▶ EXERCISE
Retype the complete listing exactly as it appears.

▶ DATA PROVIDED
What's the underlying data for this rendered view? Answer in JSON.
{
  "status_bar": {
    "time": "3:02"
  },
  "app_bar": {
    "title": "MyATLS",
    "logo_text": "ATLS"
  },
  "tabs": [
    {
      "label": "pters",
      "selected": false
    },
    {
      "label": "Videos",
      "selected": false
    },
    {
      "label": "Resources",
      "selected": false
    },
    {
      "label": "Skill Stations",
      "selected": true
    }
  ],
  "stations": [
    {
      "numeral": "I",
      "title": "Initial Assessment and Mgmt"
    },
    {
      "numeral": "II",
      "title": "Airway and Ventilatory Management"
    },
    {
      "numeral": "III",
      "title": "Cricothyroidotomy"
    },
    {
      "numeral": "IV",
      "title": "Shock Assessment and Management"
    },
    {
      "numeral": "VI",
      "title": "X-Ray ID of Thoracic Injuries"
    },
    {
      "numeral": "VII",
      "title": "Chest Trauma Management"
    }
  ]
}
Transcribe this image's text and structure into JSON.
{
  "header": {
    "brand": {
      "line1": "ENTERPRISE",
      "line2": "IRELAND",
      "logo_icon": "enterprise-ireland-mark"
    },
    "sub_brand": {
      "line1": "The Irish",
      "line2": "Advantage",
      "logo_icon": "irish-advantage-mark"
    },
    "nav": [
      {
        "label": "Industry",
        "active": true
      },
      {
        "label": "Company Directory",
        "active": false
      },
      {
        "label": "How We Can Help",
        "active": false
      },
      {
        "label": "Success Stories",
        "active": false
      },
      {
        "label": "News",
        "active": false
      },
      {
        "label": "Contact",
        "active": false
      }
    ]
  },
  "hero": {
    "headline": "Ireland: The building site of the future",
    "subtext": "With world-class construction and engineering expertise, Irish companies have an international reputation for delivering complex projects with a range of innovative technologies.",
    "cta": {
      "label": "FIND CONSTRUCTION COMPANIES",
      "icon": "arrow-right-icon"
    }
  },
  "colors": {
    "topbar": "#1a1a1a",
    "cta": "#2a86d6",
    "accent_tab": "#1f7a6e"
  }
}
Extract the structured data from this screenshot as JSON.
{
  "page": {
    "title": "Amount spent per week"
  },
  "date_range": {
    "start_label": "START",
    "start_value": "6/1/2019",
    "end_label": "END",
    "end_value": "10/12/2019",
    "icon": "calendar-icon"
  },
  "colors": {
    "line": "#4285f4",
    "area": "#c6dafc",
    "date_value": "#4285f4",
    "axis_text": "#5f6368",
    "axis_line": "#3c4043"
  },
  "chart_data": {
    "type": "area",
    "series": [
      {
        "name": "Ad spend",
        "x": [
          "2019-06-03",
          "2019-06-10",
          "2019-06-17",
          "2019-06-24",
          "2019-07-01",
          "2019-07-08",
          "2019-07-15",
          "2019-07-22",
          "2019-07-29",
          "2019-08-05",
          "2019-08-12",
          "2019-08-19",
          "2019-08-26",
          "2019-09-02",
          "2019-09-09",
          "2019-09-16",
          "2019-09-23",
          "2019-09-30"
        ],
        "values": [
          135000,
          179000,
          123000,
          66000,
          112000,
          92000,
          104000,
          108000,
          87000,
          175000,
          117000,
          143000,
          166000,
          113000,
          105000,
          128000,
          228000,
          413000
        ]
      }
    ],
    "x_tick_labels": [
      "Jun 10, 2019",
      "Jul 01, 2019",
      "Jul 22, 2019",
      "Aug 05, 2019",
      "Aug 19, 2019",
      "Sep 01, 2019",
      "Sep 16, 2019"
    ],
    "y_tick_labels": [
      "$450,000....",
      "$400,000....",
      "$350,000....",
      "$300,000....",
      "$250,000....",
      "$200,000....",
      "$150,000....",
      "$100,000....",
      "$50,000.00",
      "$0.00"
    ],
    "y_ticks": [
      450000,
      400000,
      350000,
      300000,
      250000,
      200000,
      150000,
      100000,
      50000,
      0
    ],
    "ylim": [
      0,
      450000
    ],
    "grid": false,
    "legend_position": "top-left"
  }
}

▶ ANSWER IN FULL
What's the underlying data for this rendered view? Answer in JSON.
{
  "status_bar": {
    "time": "3:02"
  },
  "app_bar": {
    "title": "MyATLS",
    "logo_text": "ATLS"
  },
  "tabs": [
    {
      "label": "pters",
      "selected": false
    },
    {
      "label": "Videos",
      "selected": false
    },
    {
      "label": "Resources",
      "selected": false
    },
    {
      "label": "Skill Stations",
      "selected": true
    }
  ],
  "stations": [
    {
      "numeral": "I",
      "title": "Initial Assessment and Mgmt"
    },
    {
      "numeral": "II",
      "title": "Airway and Ventilatory Management"
    },
    {
      "numeral": "III",
      "title": "Cricothyroidotomy"
    },
    {
      "numeral": "IV",
      "title": "Shock Assessment and Management"
    },
    {
      "numeral": "VI",
      "title": "X-Ray ID of Thoracic Injuries"
    },
    {
      "numeral": "VII",
      "title": "Chest Trauma Management"
    }
  ]
}
Transcribe this image's text and structure into JSON.
{
  "header": {
    "brand": {
      "line1": "ENTERPRISE",
      "line2": "IRELAND",
      "logo_icon": "enterprise-ireland-mark"
    },
    "sub_brand": {
      "line1": "The Irish",
      "line2": "Advantage",
      "logo_icon": "irish-advantage-mark"
    },
    "nav": [
      {
        "label": "Industry",
        "active": true
      },
      {
        "label": "Company Directory",
        "active": false
      },
      {
        "label": "How We Can Help",
        "active": false
      },
      {
        "label": "Success Stories",
        "active": false
      },
      {
        "label": "News",
        "active": false
      },
      {
        "label": "Contact",
        "active": false
      }
    ]
  },
  "hero": {
    "headline": "Ireland: The building site of the future",
    "subtext": "With world-class construction and engineering expertise, Irish companies have an international reputation for delivering complex projects with a range of innovative technologies.",
    "cta": {
      "label": "FIND CONSTRUCTION COMPANIES",
      "icon": "arrow-right-icon"
    }
  },
  "colors": {
    "topbar": "#1a1a1a",
    "cta": "#2a86d6",
    "accent_tab": "#1f7a6e"
  }
}
Extract the structured data from this screenshot as JSON.
{
  "page": {
    "title": "Amount spent per week"
  },
  "date_range": {
    "start_label": "START",
    "start_value": "6/1/2019",
    "end_label": "END",
    "end_value": "10/12/2019",
    "icon": "calendar-icon"
  },
  "colors": {
    "line": "#4285f4",
    "area": "#c6dafc",
    "date_value": "#4285f4",
    "axis_text": "#5f6368",
    "axis_line": "#3c4043"
  },
  "chart_data": {
    "type": "area",
    "series": [
      {
        "name": "Ad spend",
        "x": [
          "2019-06-03",
          "2019-06-10",
          "2019-06-17",
          "2019-06-24",
          "2019-07-01",
          "2019-07-08",
          "2019-07-15",
          "2019-07-22",
          "2019-07-29",
          "2019-08-05",
          "2019-08-12",
          "2019-08-19",
          "2019-08-26",
          "2019-09-02",
          "2019-09-09",
          "2019-09-16",
          "2019-09-23",
          "2019-09-30"
        ],
        "values": [
          135000,
          179000,
          123000,
          66000,
          112000,
          92000,
          104000,
          108000,
          87000,
          175000,
          117000,
          143000,
          166000,
          113000,
          105000,
          128000,
          228000,
          413000
        ]
      }
    ],
    "x_tick_labels": [
      "Jun 10, 2019",
      "Jul 01, 2019",
      "Jul 22, 2019",
      "Aug 05, 2019",
      "Aug 19, 2019",
      "Sep 01, 2019",
      "Sep 16, 2019"
    ],
    "y_tick_labels": [
      "$450,000....",
      "$400,000....",
      "$350,000....",
      "$300,000....",
      "$250,000....",
      "$200,000....",
      "$150,000....",
      "$100,000....",
      "$50,000.00",
      "$0.00"
    ],
    "y_ticks": [
      450000,
      400000,
      350000,
      300000,
      250000,
      200000,
      150000,
      100000,
      50000,
      0
    ],
    "ylim": [
      0,
      450000
    ],
    "grid": false,
    "legend_position": "top-left"
  }
}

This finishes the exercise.